- **EXERCISE REQUIREMENTS**
In the post about funerals and celebrations of life, whose post does the writer tell readers to read?

** begin PAGE TEXT **

Saturday, December 7, 2013

The dead and the bereaved deserve more than a celebration of life...

The dead and those who mourn them deserve more than a celebration of life which masks, distorts, or even dismisses the reality of death.  They deserve to have their death taken at least as seriously as their life.  I have long complained about the way the funeral home industry has catered to our distaste and discomfort around death.

Read this excellent post by Chad Bird.  It examines how the death of the funeral has left us less capable of dealing with death.  We deserve to take death more seriously.

Read it all here....

3 comments:

  1. His view is mostly correct.

    Although I have real problems with pastors who intone "we need to face the reality of death." Though I don't think this author goes as far as some in insisting that death play center stage.

    The fact is that the Bible itself often uses "euphemisms" for "death" such as "fallen asleep." The Bible does not do this out of sappy sentimentality or a fuzzy vision of the deceased having now reached to spiritual release from the body. It does this because, for the believer, our death occurred at baptism when we died and were buried with Christ and raised with Him to new life.

** end PAGE TEXT **
** begin DATASET RECORDS **

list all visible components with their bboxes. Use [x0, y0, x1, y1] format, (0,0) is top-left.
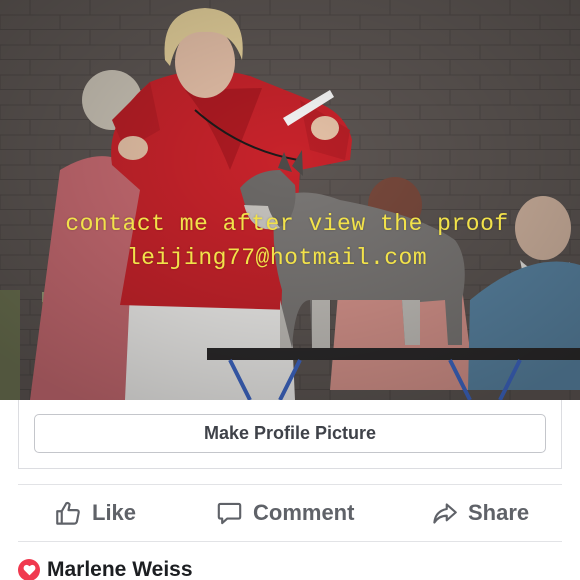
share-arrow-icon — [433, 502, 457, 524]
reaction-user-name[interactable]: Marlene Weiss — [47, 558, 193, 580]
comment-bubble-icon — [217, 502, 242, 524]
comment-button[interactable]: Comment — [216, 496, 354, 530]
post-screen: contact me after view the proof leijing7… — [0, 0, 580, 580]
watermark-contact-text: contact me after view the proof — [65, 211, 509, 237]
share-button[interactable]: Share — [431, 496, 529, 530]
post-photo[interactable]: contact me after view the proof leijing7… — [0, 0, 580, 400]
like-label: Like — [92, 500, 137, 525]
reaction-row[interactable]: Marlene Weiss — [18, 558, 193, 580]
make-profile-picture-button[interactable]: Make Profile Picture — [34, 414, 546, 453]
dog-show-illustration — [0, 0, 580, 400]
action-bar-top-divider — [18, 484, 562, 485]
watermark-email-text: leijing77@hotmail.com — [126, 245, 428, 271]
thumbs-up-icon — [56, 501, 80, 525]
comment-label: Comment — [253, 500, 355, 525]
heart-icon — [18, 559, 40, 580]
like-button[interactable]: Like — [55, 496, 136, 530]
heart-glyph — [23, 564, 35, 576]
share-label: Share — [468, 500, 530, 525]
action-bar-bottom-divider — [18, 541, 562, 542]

** end DATASET RECORDS **
** begin DATASET RECORDS **

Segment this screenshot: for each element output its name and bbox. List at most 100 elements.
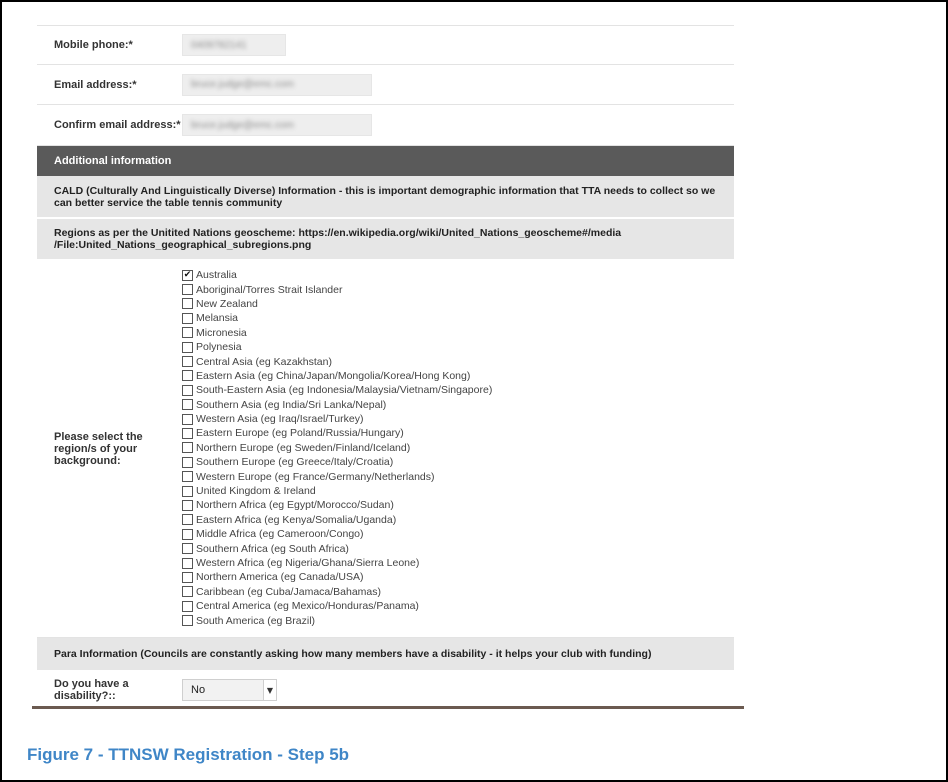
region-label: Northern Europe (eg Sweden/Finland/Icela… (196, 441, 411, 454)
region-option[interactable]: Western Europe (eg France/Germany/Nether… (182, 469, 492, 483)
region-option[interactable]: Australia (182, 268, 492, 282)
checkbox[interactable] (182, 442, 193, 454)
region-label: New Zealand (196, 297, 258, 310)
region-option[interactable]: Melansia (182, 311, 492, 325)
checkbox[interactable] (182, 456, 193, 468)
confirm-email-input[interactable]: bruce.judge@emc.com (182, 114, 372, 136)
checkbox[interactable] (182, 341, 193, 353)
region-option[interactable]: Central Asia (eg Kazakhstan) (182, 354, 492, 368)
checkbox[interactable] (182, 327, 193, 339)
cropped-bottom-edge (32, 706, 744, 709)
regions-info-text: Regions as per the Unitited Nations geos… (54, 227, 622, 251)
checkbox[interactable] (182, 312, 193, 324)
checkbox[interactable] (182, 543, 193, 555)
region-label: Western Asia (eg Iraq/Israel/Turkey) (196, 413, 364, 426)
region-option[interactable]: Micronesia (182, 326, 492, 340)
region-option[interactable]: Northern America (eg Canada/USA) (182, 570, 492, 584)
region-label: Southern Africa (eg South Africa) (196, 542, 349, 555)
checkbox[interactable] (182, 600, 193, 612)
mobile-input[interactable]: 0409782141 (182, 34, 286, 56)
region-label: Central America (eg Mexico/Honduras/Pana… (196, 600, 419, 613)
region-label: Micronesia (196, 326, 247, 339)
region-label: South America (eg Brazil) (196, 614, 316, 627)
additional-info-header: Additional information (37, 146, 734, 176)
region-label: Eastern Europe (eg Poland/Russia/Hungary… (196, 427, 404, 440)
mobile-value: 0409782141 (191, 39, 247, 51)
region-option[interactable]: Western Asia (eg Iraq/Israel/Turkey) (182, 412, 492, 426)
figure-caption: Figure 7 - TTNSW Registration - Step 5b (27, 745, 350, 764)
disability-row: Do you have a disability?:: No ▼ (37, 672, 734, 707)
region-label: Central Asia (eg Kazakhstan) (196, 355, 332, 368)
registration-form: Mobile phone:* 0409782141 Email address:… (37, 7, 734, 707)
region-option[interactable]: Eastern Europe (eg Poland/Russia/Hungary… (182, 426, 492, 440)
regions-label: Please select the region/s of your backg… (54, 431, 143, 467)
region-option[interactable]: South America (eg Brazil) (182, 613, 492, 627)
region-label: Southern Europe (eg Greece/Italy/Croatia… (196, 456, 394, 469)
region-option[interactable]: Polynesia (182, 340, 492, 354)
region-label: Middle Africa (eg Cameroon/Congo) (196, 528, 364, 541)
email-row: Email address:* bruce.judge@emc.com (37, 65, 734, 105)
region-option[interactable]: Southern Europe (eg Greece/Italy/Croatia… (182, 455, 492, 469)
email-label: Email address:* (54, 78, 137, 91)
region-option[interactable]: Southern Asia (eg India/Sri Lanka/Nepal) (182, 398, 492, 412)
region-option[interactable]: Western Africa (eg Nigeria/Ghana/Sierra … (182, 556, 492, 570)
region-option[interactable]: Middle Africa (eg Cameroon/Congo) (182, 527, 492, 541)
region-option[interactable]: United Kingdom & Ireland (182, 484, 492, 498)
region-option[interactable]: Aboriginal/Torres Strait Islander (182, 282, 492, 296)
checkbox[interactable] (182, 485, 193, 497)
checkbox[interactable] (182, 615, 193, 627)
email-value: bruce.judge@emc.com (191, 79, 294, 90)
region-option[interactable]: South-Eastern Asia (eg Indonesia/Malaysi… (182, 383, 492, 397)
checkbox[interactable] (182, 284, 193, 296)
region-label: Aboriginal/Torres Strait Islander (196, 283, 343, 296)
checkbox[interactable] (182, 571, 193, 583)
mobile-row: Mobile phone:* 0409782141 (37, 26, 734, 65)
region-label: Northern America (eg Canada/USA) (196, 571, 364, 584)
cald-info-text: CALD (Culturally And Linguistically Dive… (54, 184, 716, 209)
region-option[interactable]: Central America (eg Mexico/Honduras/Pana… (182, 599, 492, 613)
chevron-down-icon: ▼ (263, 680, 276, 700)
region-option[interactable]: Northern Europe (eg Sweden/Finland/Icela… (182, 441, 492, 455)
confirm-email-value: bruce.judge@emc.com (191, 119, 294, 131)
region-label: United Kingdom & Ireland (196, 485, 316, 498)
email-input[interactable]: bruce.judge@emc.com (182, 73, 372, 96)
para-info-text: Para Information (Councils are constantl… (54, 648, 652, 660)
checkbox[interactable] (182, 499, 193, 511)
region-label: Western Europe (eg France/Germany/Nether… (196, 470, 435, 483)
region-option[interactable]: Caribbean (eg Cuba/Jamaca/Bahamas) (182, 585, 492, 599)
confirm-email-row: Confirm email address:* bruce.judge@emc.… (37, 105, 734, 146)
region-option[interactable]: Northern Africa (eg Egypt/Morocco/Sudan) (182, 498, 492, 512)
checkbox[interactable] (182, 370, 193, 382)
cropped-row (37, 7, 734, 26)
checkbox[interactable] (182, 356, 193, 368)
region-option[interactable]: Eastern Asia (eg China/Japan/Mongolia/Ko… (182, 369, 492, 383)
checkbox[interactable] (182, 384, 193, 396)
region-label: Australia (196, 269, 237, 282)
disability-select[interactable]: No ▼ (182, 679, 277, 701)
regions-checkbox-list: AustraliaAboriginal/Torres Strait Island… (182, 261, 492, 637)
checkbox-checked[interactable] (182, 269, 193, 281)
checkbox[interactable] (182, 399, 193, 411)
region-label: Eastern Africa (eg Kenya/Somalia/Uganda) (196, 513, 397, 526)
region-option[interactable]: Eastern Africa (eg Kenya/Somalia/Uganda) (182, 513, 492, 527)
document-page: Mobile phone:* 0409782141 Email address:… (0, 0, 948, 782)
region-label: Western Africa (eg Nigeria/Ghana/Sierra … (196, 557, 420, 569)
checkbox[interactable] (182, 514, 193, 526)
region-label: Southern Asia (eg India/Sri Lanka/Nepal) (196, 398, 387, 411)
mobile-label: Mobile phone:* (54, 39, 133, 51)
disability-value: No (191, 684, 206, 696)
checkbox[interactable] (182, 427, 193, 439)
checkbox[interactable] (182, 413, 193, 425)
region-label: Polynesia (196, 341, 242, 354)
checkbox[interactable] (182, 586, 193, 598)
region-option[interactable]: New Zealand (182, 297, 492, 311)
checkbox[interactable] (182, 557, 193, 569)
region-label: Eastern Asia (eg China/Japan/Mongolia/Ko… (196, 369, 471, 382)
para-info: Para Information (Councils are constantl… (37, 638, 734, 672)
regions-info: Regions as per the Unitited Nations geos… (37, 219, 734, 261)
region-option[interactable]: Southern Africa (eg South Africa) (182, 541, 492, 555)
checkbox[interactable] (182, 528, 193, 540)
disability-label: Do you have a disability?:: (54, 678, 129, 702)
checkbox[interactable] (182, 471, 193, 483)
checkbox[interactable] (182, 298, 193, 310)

** end DATASET RECORDS **

- **WORKED ANSWER**
Chad Bird's.